* [Required task]: Express each line of the entries as a string in a JSON list, one string per line, leaving out blank lines.

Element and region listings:
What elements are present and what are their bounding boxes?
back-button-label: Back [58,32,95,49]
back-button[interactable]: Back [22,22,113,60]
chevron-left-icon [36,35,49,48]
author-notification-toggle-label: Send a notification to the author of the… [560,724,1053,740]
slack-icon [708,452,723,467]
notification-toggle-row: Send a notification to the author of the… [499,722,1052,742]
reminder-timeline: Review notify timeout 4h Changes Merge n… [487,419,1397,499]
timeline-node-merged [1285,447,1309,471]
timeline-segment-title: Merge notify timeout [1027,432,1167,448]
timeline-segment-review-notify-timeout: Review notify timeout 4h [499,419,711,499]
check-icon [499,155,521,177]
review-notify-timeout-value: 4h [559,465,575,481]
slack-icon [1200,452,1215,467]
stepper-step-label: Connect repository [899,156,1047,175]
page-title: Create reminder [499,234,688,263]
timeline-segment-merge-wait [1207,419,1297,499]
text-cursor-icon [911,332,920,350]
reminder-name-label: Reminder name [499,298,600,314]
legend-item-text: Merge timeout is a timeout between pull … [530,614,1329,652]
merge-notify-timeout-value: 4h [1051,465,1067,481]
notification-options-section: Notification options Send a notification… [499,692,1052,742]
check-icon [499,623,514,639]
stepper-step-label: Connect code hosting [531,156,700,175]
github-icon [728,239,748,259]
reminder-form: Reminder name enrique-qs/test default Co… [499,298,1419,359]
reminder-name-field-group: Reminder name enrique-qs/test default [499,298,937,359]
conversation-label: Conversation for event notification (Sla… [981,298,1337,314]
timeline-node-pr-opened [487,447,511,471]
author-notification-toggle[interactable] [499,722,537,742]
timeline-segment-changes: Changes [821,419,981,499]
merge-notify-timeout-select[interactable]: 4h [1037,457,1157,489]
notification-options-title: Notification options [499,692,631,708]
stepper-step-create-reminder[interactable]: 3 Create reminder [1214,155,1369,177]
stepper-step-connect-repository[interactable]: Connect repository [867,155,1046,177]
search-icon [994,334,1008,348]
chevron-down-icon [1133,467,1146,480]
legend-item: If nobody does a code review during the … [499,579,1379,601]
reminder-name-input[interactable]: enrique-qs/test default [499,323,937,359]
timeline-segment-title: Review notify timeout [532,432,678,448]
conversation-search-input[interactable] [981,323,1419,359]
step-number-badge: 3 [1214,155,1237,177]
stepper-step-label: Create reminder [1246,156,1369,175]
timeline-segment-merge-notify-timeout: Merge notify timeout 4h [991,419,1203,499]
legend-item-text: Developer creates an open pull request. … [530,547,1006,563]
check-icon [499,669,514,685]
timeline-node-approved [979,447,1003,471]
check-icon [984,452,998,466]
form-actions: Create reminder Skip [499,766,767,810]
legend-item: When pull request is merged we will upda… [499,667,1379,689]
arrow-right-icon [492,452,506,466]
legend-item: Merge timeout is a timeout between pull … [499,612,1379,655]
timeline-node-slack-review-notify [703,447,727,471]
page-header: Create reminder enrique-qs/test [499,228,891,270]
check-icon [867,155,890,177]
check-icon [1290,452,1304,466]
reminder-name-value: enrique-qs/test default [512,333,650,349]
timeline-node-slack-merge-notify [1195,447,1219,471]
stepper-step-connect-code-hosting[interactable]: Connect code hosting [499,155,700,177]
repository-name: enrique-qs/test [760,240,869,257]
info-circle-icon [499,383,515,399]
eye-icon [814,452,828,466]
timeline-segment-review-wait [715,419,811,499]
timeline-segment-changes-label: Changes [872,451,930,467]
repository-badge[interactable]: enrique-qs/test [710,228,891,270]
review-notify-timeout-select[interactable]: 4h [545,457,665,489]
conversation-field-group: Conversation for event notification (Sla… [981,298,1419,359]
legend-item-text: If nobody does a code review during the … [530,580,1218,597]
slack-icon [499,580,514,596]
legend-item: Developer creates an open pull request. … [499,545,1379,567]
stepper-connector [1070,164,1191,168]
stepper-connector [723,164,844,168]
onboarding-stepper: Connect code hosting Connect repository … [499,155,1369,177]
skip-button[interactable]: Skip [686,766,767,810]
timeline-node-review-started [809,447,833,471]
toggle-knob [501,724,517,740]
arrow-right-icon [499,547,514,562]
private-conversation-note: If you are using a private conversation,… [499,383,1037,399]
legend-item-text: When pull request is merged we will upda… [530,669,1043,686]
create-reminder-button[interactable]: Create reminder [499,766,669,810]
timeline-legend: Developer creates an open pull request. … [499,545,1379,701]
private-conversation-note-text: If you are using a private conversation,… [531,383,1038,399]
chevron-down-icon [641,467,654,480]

* [Task answer]:
[
  "What elements are present and what are their bounding boxes?",
  "back-button-label: Back [58,32,95,49]",
  "back-button[interactable]: Back [22,22,113,60]",
  "chevron-left-icon [36,35,49,48]",
  "author-notification-toggle-label: Send a notification to the author of the… [560,724,1053,740]",
  "slack-icon [708,452,723,467]",
  "notification-toggle-row: Send a notification to the author of the… [499,722,1052,742]",
  "reminder-timeline: Review notify timeout 4h Changes Merge n… [487,419,1397,499]",
  "timeline-node-merged [1285,447,1309,471]",
  "timeline-segment-title: Merge notify timeout [1027,432,1167,448]",
  "timeline-segment-review-notify-timeout: Review notify timeout 4h [499,419,711,499]",
  "check-icon [499,155,521,177]",
  "review-notify-timeout-value: 4h [559,465,575,481]",
  "slack-icon [1200,452,1215,467]",
  "stepper-step-label: Connect repository [899,156,1047,175]",
  "page-title: Create reminder [499,234,688,263]",
  "timeline-segment-merge-wait [1207,419,1297,499]",
  "text-cursor-icon [911,332,920,350]",
  "reminder-name-label: Reminder name [499,298,600,314]",
  "legend-item-text: Merge timeout is a timeout between pull … [530,614,1329,652]",
  "merge-notify-timeout-value: 4h [1051,465,1067,481]",
  "notification-options-section: Notification options Send a notification… [499,692,1052,742]",
  "check-icon [499,623,514,639]",
  "stepper-step-label: Connect code hosting [531,156,700,175]",
  "github-icon [728,239,748,259]",
  "reminder-form: Reminder name enrique-qs/test default Co… [499,298,1419,359]",
  "reminder-name-field-group: Reminder name enrique-qs/test default [499,298,937,359]",
  "conversation-label: Conversation for event notification (Sla… [981,298,1337,314]",
  "timeline-node-pr-opened [487,447,511,471]",
  "author-notification-toggle[interactable] [499,722,537,742]",
  "timeline-segment-changes: Changes [821,419,981,499]",
  "merge-notify-timeout-select[interactable]: 4h [1037,457,1157,489]",
  "notification-options-title: Notification options [499,692,631,708]",
  "stepper-step-create-reminder[interactable]: 3 Create reminder [1214,155,1369,177]",
  "stepper-step-connect-repository[interactable]: Connect repository [867,155,1046,177]",
  "search-icon [994,334,1008,348]",
  "chevron-down-icon [1133,467,1146,480]",
  "legend-item: If nobody does a code review during the … [499,579,1379,601]",
  "reminder-name-input[interactable]: enrique-qs/test default [499,323,937,359]",
  "timeline-segment-title: Review notify timeout [532,432,678,448]",
  "conversation-search-input[interactable] [981,323,1419,359]",
  "step-number-badge: 3 [1214,155,1237,177]",
  "stepper-step-label: Create reminder [1246,156,1369,175]",
  "timeline-segment-merge-notify-timeout: Merge notify timeout 4h [991,419,1203,499]",
  "legend-item-text: Developer creates an open pull request. … [530,547,1006,563]",
  "check-icon [499,669,514,685]",
  "timeline-node-approved [979,447,1003,471]",
  "check-icon [984,452,998,466]",
  "form-actions: Create reminder Skip [499,766,767,810]",
  "legend-item: When pull request is merged we will upda… [499,667,1379,689]",
  "arrow-right-icon [492,452,506,466]",
  "legend-item: Merge timeout is a timeout between pull … [499,612,1379,655]",
  "timeline-node-slack-review-notify [703,447,727,471]",
  "page-header: Create reminder enrique-qs/test [499,228,891,270]",
  "check-icon [867,155,890,177]",
  "check-icon [1290,452,1304,466]",
  "reminder-name-value: enrique-qs/test default [512,333,650,349]",
  "timeline-node-slack-merge-notify [1195,447,1219,471]",
  "stepper-step-connect-code-hosting[interactable]: Connect code hosting [499,155,700,177]",
  "repository-name: enrique-qs/test [760,240,869,257]",
  "info-circle-icon [499,383,515,399]",
  "eye-icon [814,452,828,466]",
  "timeline-segment-review-wait [715,419,811,499]",
  "timeline-segment-changes-label: Changes [872,451,930,467]",
  "repository-badge[interactable]: enrique-qs/test [710,228,891,270]",
  "review-notify-timeout-select[interactable]: 4h [545,457,665,489]",
  "conversation-field-group: Conversation for event notification (Sla… [981,298,1419,359]",
  "legend-item-text: If nobody does a code review during the … [530,580,1218,597]",
  "slack-icon [499,580,514,596]",
  "legend-item: Developer creates an open pull request. … [499,545,1379,567]",
  "stepper-connector [1070,164,1191,168]",
  "stepper-connector [723,164,844,168]",
  "onboarding-stepper: Connect code hosting Connect repository … [499,155,1369,177]",
  "skip-button[interactable]: Skip [686,766,767,810]",
  "timeline-node-review-started [809,447,833,471]",
  "toggle-knob [501,724,517,740]",
  "arrow-right-icon [499,547,514,562]",
  "private-conversation-note: If you are using a private conversation,… [499,383,1037,399]",
  "legend-item-text: When pull request is merged we will upda… [530,669,1043,686]",
  "create-reminder-button[interactable]: Create reminder [499,766,669,810]",
  "timeline-legend: Developer creates an open pull request. … [499,545,1379,701]",
  "private-conversation-note-text: If you are using a private conversation,… [531,383,1038,399]",
  "chevron-down-icon [641,467,654,480]"
]